━━ TASK INPUT ━━

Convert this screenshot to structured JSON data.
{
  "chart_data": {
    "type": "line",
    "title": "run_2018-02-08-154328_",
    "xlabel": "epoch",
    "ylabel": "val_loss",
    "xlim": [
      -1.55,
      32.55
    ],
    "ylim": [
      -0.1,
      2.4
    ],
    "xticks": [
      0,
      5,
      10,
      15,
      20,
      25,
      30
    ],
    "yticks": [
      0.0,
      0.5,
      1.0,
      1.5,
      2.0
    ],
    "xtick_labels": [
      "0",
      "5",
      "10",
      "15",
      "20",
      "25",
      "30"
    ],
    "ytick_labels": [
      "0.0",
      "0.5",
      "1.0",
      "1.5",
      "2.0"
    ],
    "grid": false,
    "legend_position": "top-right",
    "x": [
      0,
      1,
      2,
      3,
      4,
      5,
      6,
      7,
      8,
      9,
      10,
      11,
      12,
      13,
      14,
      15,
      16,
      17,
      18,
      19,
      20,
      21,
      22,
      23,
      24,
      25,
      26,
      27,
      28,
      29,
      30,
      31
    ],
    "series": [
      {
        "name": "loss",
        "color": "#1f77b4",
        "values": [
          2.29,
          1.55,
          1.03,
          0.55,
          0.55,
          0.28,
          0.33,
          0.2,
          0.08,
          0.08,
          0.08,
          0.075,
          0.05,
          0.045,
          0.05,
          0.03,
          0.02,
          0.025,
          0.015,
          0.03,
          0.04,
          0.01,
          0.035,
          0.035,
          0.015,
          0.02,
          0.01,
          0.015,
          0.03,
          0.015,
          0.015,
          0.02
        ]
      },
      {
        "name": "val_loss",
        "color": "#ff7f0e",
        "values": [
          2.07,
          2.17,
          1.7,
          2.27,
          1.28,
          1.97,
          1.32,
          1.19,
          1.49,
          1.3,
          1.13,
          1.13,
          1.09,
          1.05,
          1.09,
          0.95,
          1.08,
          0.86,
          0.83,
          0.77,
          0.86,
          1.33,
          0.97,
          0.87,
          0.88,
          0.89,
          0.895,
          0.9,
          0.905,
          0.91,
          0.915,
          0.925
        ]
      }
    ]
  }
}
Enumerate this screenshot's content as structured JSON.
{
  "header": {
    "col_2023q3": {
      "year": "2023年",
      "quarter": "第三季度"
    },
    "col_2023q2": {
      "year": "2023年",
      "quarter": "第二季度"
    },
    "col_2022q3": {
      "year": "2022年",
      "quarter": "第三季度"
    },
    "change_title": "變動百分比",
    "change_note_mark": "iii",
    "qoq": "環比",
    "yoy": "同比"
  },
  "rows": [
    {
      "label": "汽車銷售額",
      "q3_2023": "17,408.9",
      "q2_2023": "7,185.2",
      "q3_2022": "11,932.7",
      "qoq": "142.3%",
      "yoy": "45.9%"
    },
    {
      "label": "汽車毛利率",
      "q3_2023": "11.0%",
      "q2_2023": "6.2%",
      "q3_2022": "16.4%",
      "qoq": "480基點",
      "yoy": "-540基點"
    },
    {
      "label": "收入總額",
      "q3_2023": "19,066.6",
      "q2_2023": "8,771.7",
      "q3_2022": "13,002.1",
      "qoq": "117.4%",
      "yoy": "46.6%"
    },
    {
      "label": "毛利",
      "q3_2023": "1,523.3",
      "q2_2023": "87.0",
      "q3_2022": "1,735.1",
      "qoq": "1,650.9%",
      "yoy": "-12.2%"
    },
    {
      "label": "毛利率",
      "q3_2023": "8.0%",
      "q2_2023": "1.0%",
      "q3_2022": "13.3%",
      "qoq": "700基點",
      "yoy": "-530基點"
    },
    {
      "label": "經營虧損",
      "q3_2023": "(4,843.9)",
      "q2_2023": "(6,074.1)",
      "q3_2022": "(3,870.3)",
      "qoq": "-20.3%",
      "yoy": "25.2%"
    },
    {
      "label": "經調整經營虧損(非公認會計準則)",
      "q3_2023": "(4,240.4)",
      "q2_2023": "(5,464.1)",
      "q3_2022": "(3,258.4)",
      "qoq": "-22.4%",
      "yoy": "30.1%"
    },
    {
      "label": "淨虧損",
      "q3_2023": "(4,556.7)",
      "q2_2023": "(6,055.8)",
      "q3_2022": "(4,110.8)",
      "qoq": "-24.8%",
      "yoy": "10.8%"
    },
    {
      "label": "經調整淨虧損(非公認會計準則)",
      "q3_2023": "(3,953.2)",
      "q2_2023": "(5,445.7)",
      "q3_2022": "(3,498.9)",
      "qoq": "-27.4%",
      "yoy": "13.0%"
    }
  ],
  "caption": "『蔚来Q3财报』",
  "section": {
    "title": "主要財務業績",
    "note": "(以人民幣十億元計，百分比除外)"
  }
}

━━━

• _SET PROBLEM_
Every line that holds the word "structured" should be extracted.

• _RESULT OF THIS EXERCISE_
Convert this screenshot to structured JSON data.
Enumerate this screenshot's content as structured JSON.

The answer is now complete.